(Spatial annotation entries)

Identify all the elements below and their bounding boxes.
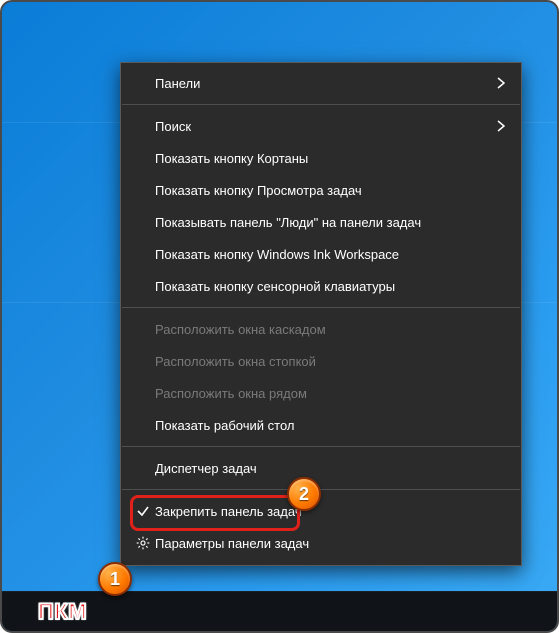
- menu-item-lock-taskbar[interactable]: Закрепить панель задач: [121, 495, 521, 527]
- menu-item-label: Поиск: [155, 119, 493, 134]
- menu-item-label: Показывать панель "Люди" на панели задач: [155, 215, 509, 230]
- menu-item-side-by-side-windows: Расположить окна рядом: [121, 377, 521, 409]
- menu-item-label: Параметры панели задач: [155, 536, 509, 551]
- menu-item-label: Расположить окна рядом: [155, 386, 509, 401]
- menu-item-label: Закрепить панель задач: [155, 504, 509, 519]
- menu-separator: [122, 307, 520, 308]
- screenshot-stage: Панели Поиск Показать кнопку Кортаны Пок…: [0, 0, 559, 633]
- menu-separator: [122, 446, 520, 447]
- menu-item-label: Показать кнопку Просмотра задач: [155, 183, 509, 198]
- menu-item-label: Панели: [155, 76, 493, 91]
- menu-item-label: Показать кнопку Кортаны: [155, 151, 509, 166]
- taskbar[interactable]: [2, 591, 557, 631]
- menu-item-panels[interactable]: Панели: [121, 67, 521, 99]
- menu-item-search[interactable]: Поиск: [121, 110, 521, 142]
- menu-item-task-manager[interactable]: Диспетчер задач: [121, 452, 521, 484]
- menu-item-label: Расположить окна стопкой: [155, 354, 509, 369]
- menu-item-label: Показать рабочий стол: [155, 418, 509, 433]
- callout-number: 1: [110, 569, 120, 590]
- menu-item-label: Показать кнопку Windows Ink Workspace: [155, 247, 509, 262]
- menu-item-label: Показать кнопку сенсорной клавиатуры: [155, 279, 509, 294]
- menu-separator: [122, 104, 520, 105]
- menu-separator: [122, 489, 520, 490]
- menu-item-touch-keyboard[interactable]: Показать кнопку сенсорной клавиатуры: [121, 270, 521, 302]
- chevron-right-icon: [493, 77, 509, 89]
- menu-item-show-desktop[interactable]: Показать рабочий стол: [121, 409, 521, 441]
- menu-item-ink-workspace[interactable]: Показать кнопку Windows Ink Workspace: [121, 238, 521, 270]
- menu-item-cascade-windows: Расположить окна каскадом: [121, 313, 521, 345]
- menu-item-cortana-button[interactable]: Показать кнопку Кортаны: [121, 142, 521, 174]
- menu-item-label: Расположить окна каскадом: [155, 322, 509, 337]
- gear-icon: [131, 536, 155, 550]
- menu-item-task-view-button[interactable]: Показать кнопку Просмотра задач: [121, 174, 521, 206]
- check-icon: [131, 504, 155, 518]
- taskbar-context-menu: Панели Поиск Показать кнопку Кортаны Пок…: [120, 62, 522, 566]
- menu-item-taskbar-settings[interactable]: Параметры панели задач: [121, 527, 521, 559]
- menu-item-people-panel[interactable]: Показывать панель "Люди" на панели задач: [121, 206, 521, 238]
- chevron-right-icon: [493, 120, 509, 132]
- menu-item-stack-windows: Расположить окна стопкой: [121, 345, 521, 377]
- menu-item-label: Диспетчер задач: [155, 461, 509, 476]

WHAT THE TASK REQUIRES
Reproduce the lines of the records starting at the line containing "- menu-item-lock-taskbar[interactable]: Закрепить" and ending at the line containing "- menu-item-label: Показать кнопку Windows", with both of those lines included.

SOLUTION FOR THIS TASK
- menu-item-lock-taskbar[interactable]: Закрепить панель задач: [121, 495, 521, 527]
- menu-item-label: Поиск: [155, 119, 493, 134]
- menu-item-label: Показывать панель "Люди" на панели задач: [155, 215, 509, 230]
- menu-item-side-by-side-windows: Расположить окна рядом: [121, 377, 521, 409]
- menu-item-label: Параметры панели задач: [155, 536, 509, 551]
- menu-item-label: Расположить окна рядом: [155, 386, 509, 401]
- menu-item-label: Закрепить панель задач: [155, 504, 509, 519]
- menu-separator: [122, 307, 520, 308]
- screenshot-stage: Панели Поиск Показать кнопку Кортаны Пок…: [0, 0, 559, 633]
- menu-separator: [122, 446, 520, 447]
- menu-item-label: Показать кнопку Просмотра задач: [155, 183, 509, 198]
- menu-item-label: Панели: [155, 76, 493, 91]
- menu-item-label: Показать кнопку Кортаны: [155, 151, 509, 166]
- taskbar[interactable]: [2, 591, 557, 631]
- menu-item-panels[interactable]: Панели: [121, 67, 521, 99]
- menu-item-search[interactable]: Поиск: [121, 110, 521, 142]
- menu-item-task-manager[interactable]: Диспетчер задач: [121, 452, 521, 484]
- menu-item-label: Расположить окна стопкой: [155, 354, 509, 369]
- menu-item-label: Показать рабочий стол: [155, 418, 509, 433]
- callout-number: 1: [110, 569, 120, 590]
- menu-item-label: Показать кнопку Windows Ink Workspace: [155, 247, 509, 262]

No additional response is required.